══ Given records

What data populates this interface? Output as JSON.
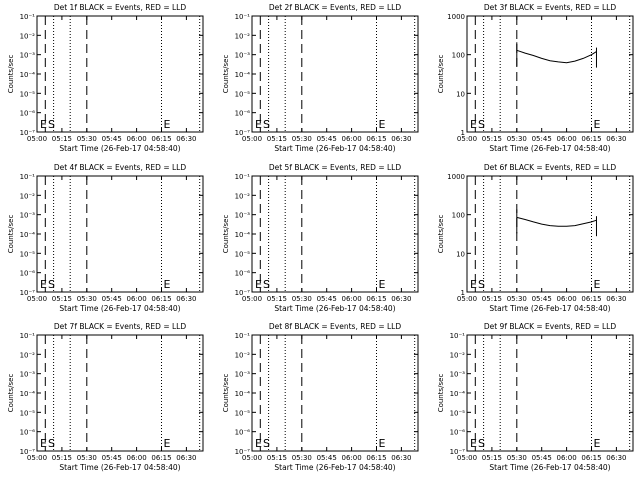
{
  "shared_axes": {
    "xlabel": "Start Time (26-Feb-17 04:58:40)",
    "ylabel": "Counts/sec",
    "x_tick_labels": [
      "05:00",
      "05:15",
      "05:30",
      "05:45",
      "06:00",
      "06:15",
      "06:30"
    ],
    "x_range": [
      "05:00",
      "06:40"
    ],
    "y_scale": "log",
    "marker_S": "S",
    "marker_E": "E",
    "vertical_dashed_lines": [
      "05:05",
      "05:30"
    ],
    "vertical_dotted_lines": [
      "05:10",
      "05:20",
      "06:15",
      "06:38"
    ]
  },
  "chart_data": [
    {
      "type": "line",
      "title": "Det 1f BLACK = Events, RED = LLD",
      "ylim": [
        1e-07,
        0.1
      ],
      "y_tick_labels": [
        "10⁻⁷",
        "10⁻⁶",
        "10⁻⁵",
        "10⁻⁴",
        "10⁻³",
        "10⁻²",
        "10⁻¹"
      ],
      "series": []
    },
    {
      "type": "line",
      "title": "Det 2f BLACK = Events, RED = LLD",
      "ylim": [
        1e-07,
        0.1
      ],
      "y_tick_labels": [
        "10⁻⁷",
        "10⁻⁶",
        "10⁻⁵",
        "10⁻⁴",
        "10⁻³",
        "10⁻²",
        "10⁻¹"
      ],
      "series": []
    },
    {
      "type": "line",
      "title": "Det 3f BLACK = Events, RED = LLD",
      "ylim": [
        1,
        1000
      ],
      "y_tick_labels": [
        "1",
        "10",
        "100",
        "1000"
      ],
      "series": [
        {
          "color": "#000000",
          "x": [
            "05:30",
            "05:35",
            "05:40",
            "05:45",
            "05:50",
            "05:55",
            "06:00",
            "06:05",
            "06:10",
            "06:15",
            "06:18"
          ],
          "values": [
            130,
            110,
            95,
            80,
            70,
            65,
            62,
            68,
            80,
            100,
            120
          ]
        }
      ]
    },
    {
      "type": "line",
      "title": "Det 4f BLACK = Events, RED = LLD",
      "ylim": [
        1e-07,
        0.1
      ],
      "y_tick_labels": [
        "10⁻⁷",
        "10⁻⁶",
        "10⁻⁵",
        "10⁻⁴",
        "10⁻³",
        "10⁻²",
        "10⁻¹"
      ],
      "series": []
    },
    {
      "type": "line",
      "title": "Det 5f BLACK = Events, RED = LLD",
      "ylim": [
        1e-07,
        0.1
      ],
      "y_tick_labels": [
        "10⁻⁷",
        "10⁻⁶",
        "10⁻⁵",
        "10⁻⁴",
        "10⁻³",
        "10⁻²",
        "10⁻¹"
      ],
      "series": []
    },
    {
      "type": "line",
      "title": "Det 6f BLACK = Events, RED = LLD",
      "ylim": [
        1,
        1000
      ],
      "y_tick_labels": [
        "1",
        "10",
        "100",
        "1000"
      ],
      "series": [
        {
          "color": "#000000",
          "x": [
            "05:30",
            "05:35",
            "05:40",
            "05:45",
            "05:50",
            "05:55",
            "06:00",
            "06:05",
            "06:10",
            "06:15",
            "06:18"
          ],
          "values": [
            85,
            75,
            65,
            57,
            52,
            50,
            50,
            52,
            58,
            65,
            72
          ]
        }
      ]
    },
    {
      "type": "line",
      "title": "Det 7f BLACK = Events, RED = LLD",
      "ylim": [
        1e-07,
        0.1
      ],
      "y_tick_labels": [
        "10⁻⁷",
        "10⁻⁶",
        "10⁻⁵",
        "10⁻⁴",
        "10⁻³",
        "10⁻²",
        "10⁻¹"
      ],
      "series": []
    },
    {
      "type": "line",
      "title": "Det 8f BLACK = Events, RED = LLD",
      "ylim": [
        1e-07,
        0.1
      ],
      "y_tick_labels": [
        "10⁻⁷",
        "10⁻⁶",
        "10⁻⁵",
        "10⁻⁴",
        "10⁻³",
        "10⁻²",
        "10⁻¹"
      ],
      "series": []
    },
    {
      "type": "line",
      "title": "Det 9f BLACK = Events, RED = LLD",
      "ylim": [
        1e-07,
        0.1
      ],
      "y_tick_labels": [
        "10⁻⁷",
        "10⁻⁶",
        "10⁻⁵",
        "10⁻⁴",
        "10⁻³",
        "10⁻²",
        "10⁻¹"
      ],
      "series": []
    }
  ]
}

════

■ What the exercise asks
Your task is to collect every line above that contains the word "title".

■ Finished task
      "title": "Det 1f BLACK = Events, RED = LLD",
      "title": "Det 2f BLACK = Events, RED = LLD",
      "title": "Det 3f BLACK = Events, RED = LLD",
      "title": "Det 4f BLACK = Events, RED = LLD",
      "title": "Det 5f BLACK = Events, RED = LLD",
      "title": "Det 6f BLACK = Events, RED = LLD",
      "title": "Det 7f BLACK = Events, RED = LLD",
      "title": "Det 8f BLACK = Events, RED = LLD",
      "title": "Det 9f BLACK = Events, RED = LLD",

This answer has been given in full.